··· The data ···

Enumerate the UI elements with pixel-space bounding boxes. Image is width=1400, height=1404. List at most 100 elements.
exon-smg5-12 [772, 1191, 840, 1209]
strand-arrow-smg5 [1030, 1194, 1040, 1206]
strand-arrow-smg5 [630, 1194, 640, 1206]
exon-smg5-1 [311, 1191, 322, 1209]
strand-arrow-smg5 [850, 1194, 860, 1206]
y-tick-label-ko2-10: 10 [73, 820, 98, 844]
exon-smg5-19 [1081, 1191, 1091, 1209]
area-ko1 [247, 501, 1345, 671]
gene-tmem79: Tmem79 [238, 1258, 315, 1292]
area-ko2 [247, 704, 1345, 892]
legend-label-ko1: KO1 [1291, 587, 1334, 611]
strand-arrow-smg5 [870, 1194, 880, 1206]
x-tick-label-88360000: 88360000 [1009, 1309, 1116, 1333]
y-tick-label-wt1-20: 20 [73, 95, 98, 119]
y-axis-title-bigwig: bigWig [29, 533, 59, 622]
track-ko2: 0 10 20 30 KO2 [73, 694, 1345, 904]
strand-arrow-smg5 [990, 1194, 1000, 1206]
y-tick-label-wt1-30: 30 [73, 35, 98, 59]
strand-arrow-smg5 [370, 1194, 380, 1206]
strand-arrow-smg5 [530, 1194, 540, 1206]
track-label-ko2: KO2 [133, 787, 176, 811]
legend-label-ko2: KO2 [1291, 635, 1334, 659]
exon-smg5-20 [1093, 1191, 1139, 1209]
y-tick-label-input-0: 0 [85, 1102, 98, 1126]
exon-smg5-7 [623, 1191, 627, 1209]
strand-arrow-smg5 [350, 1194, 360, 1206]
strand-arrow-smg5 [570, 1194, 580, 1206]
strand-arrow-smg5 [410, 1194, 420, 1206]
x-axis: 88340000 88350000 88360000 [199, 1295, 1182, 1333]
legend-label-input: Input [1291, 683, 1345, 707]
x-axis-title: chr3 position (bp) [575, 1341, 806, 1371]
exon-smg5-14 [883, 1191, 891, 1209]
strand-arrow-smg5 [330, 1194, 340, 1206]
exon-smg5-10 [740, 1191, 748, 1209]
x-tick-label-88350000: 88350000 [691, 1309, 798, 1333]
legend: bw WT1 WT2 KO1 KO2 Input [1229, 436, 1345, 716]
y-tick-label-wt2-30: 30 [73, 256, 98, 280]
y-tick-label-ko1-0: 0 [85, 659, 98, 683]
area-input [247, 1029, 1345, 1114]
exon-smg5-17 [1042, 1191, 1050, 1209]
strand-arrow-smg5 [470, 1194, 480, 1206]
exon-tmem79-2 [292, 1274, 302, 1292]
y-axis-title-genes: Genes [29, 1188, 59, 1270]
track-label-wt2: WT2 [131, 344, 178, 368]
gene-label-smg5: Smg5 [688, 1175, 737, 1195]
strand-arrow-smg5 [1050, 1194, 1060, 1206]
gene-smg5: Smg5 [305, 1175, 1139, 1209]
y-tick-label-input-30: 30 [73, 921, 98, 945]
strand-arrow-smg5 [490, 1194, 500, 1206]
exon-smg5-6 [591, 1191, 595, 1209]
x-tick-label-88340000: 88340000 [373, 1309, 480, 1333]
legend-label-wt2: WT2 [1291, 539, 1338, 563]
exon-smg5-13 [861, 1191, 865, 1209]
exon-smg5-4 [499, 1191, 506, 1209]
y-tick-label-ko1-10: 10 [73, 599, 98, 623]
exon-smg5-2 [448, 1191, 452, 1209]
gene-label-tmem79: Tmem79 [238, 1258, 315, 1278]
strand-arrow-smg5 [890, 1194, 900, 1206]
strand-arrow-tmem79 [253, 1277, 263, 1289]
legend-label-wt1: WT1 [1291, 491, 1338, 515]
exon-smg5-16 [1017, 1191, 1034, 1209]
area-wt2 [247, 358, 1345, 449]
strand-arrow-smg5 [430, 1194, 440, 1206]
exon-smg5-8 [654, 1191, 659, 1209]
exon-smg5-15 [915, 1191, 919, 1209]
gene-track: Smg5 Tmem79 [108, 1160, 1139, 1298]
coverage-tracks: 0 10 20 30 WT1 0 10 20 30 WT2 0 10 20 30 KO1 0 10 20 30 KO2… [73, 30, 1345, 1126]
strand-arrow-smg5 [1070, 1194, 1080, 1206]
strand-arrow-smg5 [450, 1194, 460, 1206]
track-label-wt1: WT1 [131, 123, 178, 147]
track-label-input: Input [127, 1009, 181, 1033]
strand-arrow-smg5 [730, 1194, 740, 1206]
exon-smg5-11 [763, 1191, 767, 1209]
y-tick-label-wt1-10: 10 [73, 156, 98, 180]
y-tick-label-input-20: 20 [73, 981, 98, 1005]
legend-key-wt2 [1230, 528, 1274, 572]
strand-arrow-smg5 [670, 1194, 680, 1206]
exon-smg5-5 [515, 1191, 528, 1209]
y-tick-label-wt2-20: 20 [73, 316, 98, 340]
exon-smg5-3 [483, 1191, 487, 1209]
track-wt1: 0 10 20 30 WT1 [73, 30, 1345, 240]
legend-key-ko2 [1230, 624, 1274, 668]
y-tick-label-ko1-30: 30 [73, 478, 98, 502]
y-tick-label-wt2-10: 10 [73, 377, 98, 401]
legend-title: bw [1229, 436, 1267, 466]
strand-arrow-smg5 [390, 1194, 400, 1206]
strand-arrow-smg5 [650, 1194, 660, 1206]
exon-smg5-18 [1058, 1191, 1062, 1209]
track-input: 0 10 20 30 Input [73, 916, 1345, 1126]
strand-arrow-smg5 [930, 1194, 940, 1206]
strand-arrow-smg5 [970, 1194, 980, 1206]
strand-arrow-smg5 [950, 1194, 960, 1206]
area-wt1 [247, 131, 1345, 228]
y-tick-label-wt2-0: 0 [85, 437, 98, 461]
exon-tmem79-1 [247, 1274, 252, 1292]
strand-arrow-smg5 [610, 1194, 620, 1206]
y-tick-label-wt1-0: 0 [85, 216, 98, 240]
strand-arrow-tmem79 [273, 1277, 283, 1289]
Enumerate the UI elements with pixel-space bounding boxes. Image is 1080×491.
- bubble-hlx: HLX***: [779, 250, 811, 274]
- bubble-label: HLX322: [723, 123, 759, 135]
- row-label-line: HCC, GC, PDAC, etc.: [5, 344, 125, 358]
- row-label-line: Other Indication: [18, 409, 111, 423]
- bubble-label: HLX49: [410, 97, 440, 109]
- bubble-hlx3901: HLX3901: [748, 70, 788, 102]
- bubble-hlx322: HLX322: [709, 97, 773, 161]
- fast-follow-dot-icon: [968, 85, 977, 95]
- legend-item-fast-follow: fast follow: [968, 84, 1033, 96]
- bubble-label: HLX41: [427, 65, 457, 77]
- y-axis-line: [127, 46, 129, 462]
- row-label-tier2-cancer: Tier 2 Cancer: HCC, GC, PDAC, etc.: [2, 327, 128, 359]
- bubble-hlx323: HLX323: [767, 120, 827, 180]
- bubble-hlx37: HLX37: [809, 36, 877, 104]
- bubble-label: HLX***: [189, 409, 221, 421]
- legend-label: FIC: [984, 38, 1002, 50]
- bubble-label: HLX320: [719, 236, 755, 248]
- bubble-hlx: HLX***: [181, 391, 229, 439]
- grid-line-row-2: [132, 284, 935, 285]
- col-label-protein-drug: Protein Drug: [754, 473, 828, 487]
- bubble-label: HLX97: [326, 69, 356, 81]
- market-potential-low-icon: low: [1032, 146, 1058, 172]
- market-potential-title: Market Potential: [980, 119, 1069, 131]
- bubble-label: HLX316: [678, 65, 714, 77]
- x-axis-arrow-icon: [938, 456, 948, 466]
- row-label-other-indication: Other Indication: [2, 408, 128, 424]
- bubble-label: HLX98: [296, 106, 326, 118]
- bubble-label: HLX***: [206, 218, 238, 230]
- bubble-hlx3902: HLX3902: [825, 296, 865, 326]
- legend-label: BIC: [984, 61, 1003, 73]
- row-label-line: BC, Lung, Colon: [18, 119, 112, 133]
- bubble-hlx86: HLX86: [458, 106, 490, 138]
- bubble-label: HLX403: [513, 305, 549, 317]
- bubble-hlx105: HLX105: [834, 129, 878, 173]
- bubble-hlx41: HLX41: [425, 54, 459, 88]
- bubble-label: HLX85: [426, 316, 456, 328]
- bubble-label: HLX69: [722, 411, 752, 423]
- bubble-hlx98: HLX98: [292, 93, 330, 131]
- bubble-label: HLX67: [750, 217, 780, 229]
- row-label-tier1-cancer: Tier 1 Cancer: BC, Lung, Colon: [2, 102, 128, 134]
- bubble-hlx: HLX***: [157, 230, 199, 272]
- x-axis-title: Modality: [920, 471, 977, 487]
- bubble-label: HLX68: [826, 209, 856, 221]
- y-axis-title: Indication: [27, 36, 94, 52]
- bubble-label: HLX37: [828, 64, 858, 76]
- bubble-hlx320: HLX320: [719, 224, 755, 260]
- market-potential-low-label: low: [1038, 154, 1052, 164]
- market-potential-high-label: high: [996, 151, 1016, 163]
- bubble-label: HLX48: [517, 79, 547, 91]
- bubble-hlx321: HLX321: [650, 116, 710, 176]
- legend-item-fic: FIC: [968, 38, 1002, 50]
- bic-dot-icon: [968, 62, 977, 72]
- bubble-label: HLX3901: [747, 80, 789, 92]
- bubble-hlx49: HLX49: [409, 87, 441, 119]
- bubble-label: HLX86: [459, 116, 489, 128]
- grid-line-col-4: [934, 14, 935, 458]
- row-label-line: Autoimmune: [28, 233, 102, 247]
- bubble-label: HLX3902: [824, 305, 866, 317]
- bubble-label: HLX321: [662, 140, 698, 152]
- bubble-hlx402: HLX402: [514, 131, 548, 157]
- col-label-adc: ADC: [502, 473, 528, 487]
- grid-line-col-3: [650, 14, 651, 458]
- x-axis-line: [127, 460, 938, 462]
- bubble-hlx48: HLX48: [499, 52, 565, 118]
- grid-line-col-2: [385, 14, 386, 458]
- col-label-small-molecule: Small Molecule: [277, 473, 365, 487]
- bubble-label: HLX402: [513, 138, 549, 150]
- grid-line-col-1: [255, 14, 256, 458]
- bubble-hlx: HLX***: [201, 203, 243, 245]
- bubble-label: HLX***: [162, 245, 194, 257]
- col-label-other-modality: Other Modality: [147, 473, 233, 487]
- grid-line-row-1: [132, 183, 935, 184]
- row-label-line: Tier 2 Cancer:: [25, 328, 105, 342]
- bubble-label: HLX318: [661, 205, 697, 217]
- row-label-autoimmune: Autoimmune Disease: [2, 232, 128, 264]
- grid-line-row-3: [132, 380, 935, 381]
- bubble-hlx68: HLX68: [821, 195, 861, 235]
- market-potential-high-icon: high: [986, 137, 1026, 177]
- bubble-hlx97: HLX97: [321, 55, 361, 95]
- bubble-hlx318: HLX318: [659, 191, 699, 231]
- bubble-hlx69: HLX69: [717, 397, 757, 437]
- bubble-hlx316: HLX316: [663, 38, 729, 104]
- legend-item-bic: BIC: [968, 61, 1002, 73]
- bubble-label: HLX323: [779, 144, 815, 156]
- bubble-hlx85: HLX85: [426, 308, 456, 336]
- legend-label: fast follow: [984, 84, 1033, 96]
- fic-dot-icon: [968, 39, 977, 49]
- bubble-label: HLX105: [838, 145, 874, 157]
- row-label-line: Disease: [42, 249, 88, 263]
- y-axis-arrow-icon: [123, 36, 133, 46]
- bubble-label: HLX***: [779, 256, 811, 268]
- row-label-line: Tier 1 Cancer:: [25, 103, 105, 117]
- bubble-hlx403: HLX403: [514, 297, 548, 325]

···

Task statement ▸
Only lines containing the word "Autoimmune" should be copied from the material above.

Solution ▸
- row-label-line: Autoimmune: [28, 233, 102, 247]
- row-label-autoimmune: Autoimmune Disease: [2, 232, 128, 264]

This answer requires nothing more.